— Goal of the exercise —
Please give the listing again in its entirety, exactly as written.

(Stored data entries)
....................

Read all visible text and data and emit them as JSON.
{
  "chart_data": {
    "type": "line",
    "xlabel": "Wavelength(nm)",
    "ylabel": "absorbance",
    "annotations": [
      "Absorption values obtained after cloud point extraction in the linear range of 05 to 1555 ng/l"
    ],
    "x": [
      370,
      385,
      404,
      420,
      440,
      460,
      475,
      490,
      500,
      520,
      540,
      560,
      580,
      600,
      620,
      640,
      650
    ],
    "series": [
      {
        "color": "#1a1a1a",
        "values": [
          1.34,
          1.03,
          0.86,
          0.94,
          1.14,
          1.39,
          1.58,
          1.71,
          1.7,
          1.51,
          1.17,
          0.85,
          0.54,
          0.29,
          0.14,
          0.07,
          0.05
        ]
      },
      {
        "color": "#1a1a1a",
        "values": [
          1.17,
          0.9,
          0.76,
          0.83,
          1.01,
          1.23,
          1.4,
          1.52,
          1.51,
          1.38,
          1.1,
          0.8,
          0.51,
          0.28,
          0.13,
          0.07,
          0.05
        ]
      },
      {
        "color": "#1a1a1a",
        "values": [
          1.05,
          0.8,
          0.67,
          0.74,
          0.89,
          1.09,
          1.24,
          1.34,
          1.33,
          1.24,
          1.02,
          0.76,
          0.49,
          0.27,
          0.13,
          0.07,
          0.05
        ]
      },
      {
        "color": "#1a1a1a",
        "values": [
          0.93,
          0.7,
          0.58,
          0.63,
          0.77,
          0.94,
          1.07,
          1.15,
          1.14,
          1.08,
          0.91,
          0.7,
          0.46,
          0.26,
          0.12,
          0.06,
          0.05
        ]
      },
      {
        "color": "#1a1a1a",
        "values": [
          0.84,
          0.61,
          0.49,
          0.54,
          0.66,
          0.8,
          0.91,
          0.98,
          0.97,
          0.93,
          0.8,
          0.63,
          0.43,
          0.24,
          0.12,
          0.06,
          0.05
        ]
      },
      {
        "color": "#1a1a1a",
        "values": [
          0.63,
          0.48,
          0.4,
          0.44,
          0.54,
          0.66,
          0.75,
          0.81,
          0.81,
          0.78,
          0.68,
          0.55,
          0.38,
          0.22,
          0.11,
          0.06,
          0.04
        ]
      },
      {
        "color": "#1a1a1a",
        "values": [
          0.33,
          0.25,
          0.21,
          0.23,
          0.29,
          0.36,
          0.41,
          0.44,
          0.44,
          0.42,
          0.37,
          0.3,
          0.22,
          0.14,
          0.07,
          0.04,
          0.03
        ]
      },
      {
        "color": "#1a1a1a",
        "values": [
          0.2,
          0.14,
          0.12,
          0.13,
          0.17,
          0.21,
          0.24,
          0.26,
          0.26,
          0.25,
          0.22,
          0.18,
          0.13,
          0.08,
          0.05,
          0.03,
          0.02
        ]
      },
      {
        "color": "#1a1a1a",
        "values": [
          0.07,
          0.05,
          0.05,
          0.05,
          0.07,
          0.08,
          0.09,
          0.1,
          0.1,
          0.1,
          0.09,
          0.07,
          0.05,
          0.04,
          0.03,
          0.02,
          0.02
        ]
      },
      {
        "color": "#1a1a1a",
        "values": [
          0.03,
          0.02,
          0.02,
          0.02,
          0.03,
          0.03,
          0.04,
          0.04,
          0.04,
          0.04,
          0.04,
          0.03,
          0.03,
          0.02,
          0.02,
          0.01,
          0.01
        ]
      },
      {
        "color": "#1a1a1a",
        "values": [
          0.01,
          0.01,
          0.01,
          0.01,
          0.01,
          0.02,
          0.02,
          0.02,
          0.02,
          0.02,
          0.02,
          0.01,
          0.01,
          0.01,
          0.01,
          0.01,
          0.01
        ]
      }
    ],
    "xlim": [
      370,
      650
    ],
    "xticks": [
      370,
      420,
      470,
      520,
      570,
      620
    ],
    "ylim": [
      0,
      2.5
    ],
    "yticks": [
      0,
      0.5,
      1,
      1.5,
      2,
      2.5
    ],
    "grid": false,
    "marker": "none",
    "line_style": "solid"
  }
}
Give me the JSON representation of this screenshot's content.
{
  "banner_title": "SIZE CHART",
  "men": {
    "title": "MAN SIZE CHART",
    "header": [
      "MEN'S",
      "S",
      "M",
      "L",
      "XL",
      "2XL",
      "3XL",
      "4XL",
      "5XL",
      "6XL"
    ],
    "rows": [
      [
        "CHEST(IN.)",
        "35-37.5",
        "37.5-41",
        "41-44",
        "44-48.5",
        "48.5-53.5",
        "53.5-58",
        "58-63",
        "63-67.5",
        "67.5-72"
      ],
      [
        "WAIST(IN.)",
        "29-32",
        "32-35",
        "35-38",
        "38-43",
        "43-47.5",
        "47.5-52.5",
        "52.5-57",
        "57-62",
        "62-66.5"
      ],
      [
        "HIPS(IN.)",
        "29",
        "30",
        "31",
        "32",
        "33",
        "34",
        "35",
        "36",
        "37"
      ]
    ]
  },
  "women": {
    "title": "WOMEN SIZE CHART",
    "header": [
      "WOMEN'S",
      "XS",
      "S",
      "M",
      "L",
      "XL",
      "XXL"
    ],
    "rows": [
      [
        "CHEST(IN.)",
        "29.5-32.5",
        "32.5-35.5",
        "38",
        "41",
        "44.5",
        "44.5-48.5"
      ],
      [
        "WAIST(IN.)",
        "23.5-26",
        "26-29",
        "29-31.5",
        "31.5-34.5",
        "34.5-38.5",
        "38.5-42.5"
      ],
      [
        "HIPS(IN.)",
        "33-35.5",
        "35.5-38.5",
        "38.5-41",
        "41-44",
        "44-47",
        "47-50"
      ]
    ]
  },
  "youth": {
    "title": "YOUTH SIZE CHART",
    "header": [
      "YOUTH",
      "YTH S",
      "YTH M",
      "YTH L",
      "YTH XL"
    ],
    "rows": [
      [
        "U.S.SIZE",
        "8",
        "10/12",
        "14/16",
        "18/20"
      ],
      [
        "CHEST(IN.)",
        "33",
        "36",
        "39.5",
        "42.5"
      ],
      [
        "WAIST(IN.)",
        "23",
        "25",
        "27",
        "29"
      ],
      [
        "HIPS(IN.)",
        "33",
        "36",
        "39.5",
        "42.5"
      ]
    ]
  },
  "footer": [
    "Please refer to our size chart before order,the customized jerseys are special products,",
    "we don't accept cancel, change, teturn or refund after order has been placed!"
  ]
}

....................

— The result —
Read all visible text and data and emit them as JSON.
{
  "chart_data": {
    "type": "line",
    "xlabel": "Wavelength(nm)",
    "ylabel": "absorbance",
    "annotations": [
      "Absorption values obtained after cloud point extraction in the linear range of 05 to 1555 ng/l"
    ],
    "x": [
      370,
      385,
      404,
      420,
      440,
      460,
      475,
      490,
      500,
      520,
      540,
      560,
      580,
      600,
      620,
      640,
      650
    ],
    "series": [
      {
        "color": "#1a1a1a",
        "values": [
          1.34,
          1.03,
          0.86,
          0.94,
          1.14,
          1.39,
          1.58,
          1.71,
          1.7,
          1.51,
          1.17,
          0.85,
          0.54,
          0.29,
          0.14,
          0.07,
          0.05
        ]
      },
      {
        "color": "#1a1a1a",
        "values": [
          1.17,
          0.9,
          0.76,
          0.83,
          1.01,
          1.23,
          1.4,
          1.52,
          1.51,
          1.38,
          1.1,
          0.8,
          0.51,
          0.28,
          0.13,
          0.07,
          0.05
        ]
      },
      {
        "color": "#1a1a1a",
        "values": [
          1.05,
          0.8,
          0.67,
          0.74,
          0.89,
          1.09,
          1.24,
          1.34,
          1.33,
          1.24,
          1.02,
          0.76,
          0.49,
          0.27,
          0.13,
          0.07,
          0.05
        ]
      },
      {
        "color": "#1a1a1a",
        "values": [
          0.93,
          0.7,
          0.58,
          0.63,
          0.77,
          0.94,
          1.07,
          1.15,
          1.14,
          1.08,
          0.91,
          0.7,
          0.46,
          0.26,
          0.12,
          0.06,
          0.05
        ]
      },
      {
        "color": "#1a1a1a",
        "values": [
          0.84,
          0.61,
          0.49,
          0.54,
          0.66,
          0.8,
          0.91,
          0.98,
          0.97,
          0.93,
          0.8,
          0.63,
          0.43,
          0.24,
          0.12,
          0.06,
          0.05
        ]
      },
      {
        "color": "#1a1a1a",
        "values": [
          0.63,
          0.48,
          0.4,
          0.44,
          0.54,
          0.66,
          0.75,
          0.81,
          0.81,
          0.78,
          0.68,
          0.55,
          0.38,
          0.22,
          0.11,
          0.06,
          0.04
        ]
      },
      {
        "color": "#1a1a1a",
        "values": [
          0.33,
          0.25,
          0.21,
          0.23,
          0.29,
          0.36,
          0.41,
          0.44,
          0.44,
          0.42,
          0.37,
          0.3,
          0.22,
          0.14,
          0.07,
          0.04,
          0.03
        ]
      },
      {
        "color": "#1a1a1a",
        "values": [
          0.2,
          0.14,
          0.12,
          0.13,
          0.17,
          0.21,
          0.24,
          0.26,
          0.26,
          0.25,
          0.22,
          0.18,
          0.13,
          0.08,
          0.05,
          0.03,
          0.02
        ]
      },
      {
        "color": "#1a1a1a",
        "values": [
          0.07,
          0.05,
          0.05,
          0.05,
          0.07,
          0.08,
          0.09,
          0.1,
          0.1,
          0.1,
          0.09,
          0.07,
          0.05,
          0.04,
          0.03,
          0.02,
          0.02
        ]
      },
      {
        "color": "#1a1a1a",
        "values": [
          0.03,
          0.02,
          0.02,
          0.02,
          0.03,
          0.03,
          0.04,
          0.04,
          0.04,
          0.04,
          0.04,
          0.03,
          0.03,
          0.02,
          0.02,
          0.01,
          0.01
        ]
      },
      {
        "color": "#1a1a1a",
        "values": [
          0.01,
          0.01,
          0.01,
          0.01,
          0.01,
          0.02,
          0.02,
          0.02,
          0.02,
          0.02,
          0.02,
          0.01,
          0.01,
          0.01,
          0.01,
          0.01,
          0.01
        ]
      }
    ],
    "xlim": [
      370,
      650
    ],
    "xticks": [
      370,
      420,
      470,
      520,
      570,
      620
    ],
    "ylim": [
      0,
      2.5
    ],
    "yticks": [
      0,
      0.5,
      1,
      1.5,
      2,
      2.5
    ],
    "grid": false,
    "marker": "none",
    "line_style": "solid"
  }
}
Give me the JSON representation of this screenshot's content.
{
  "banner_title": "SIZE CHART",
  "men": {
    "title": "MAN SIZE CHART",
    "header": [
      "MEN'S",
      "S",
      "M",
      "L",
      "XL",
      "2XL",
      "3XL",
      "4XL",
      "5XL",
      "6XL"
    ],
    "rows": [
      [
        "CHEST(IN.)",
        "35-37.5",
        "37.5-41",
        "41-44",
        "44-48.5",
        "48.5-53.5",
        "53.5-58",
        "58-63",
        "63-67.5",
        "67.5-72"
      ],
      [
        "WAIST(IN.)",
        "29-32",
        "32-35",
        "35-38",
        "38-43",
        "43-47.5",
        "47.5-52.5",
        "52.5-57",
        "57-62",
        "62-66.5"
      ],
      [
        "HIPS(IN.)",
        "29",
        "30",
        "31",
        "32",
        "33",
        "34",
        "35",
        "36",
        "37"
      ]
    ]
  },
  "women": {
    "title": "WOMEN SIZE CHART",
    "header": [
      "WOMEN'S",
      "XS",
      "S",
      "M",
      "L",
      "XL",
      "XXL"
    ],
    "rows": [
      [
        "CHEST(IN.)",
        "29.5-32.5",
        "32.5-35.5",
        "38",
        "41",
        "44.5",
        "44.5-48.5"
      ],
      [
        "WAIST(IN.)",
        "23.5-26",
        "26-29",
        "29-31.5",
        "31.5-34.5",
        "34.5-38.5",
        "38.5-42.5"
      ],
      [
        "HIPS(IN.)",
        "33-35.5",
        "35.5-38.5",
        "38.5-41",
        "41-44",
        "44-47",
        "47-50"
      ]
    ]
  },
  "youth": {
    "title": "YOUTH SIZE CHART",
    "header": [
      "YOUTH",
      "YTH S",
      "YTH M",
      "YTH L",
      "YTH XL"
    ],
    "rows": [
      [
        "U.S.SIZE",
        "8",
        "10/12",
        "14/16",
        "18/20"
      ],
      [
        "CHEST(IN.)",
        "33",
        "36",
        "39.5",
        "42.5"
      ],
      [
        "WAIST(IN.)",
        "23",
        "25",
        "27",
        "29"
      ],
      [
        "HIPS(IN.)",
        "33",
        "36",
        "39.5",
        "42.5"
      ]
    ]
  },
  "footer": [
    "Please refer to our size chart before order,the customized jerseys are special products,",
    "we don't accept cancel, change, teturn or refund after order has been placed!"
  ]
}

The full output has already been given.